··· Dataset ···

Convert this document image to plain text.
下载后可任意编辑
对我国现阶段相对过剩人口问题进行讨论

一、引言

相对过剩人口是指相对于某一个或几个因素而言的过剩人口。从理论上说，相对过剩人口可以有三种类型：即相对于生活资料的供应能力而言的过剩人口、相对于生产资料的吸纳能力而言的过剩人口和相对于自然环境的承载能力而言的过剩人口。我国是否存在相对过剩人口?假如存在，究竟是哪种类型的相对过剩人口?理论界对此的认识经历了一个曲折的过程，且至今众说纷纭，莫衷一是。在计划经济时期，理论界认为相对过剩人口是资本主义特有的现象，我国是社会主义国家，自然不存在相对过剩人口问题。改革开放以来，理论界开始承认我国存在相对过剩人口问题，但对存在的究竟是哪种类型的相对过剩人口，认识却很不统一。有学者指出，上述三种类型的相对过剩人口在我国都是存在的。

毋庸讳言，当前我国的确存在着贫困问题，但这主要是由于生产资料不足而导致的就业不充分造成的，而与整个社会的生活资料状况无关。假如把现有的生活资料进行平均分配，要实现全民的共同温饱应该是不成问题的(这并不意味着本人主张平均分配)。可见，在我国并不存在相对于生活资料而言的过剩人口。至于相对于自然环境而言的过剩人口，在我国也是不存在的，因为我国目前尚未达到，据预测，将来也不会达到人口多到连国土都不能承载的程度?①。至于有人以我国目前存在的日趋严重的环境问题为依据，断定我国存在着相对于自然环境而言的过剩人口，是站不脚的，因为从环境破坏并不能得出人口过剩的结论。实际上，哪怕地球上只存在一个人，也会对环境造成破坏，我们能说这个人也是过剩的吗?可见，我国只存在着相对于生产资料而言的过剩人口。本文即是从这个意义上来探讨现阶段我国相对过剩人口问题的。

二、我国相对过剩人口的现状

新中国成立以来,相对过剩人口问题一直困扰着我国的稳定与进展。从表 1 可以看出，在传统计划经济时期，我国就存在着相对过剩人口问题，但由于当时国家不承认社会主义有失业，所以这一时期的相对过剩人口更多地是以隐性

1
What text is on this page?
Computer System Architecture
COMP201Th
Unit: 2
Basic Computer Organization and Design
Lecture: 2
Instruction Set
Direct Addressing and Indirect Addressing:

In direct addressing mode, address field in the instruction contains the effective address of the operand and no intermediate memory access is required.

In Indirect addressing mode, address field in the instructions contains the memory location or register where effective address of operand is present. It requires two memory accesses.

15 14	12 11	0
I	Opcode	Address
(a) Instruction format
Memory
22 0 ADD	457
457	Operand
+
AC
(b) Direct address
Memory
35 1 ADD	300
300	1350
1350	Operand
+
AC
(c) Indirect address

···

- [Work to be completed] Would you quote, exactly and only, the lines from the one containing "What text is on this page?" to the end of the entries?

- [Final result]
What text is on this page?
Computer System Architecture
COMP201Th
Unit: 2
Basic Computer Organization and Design
Lecture: 2
Instruction Set
Direct Addressing and Indirect Addressing:

In direct addressing mode, address field in the instruction contains the effective address of the operand and no intermediate memory access is required.

In Indirect addressing mode, address field in the instructions contains the memory location or register where effective address of operand is present. It requires two memory accesses.

15 14	12 11	0
I	Opcode	Address
(a) Instruction format
Memory
22 0 ADD	457
457	Operand
+
AC
(b) Direct address
Memory
35 1 ADD	300
300	1350
1350	Operand
+
AC
(c) Indirect address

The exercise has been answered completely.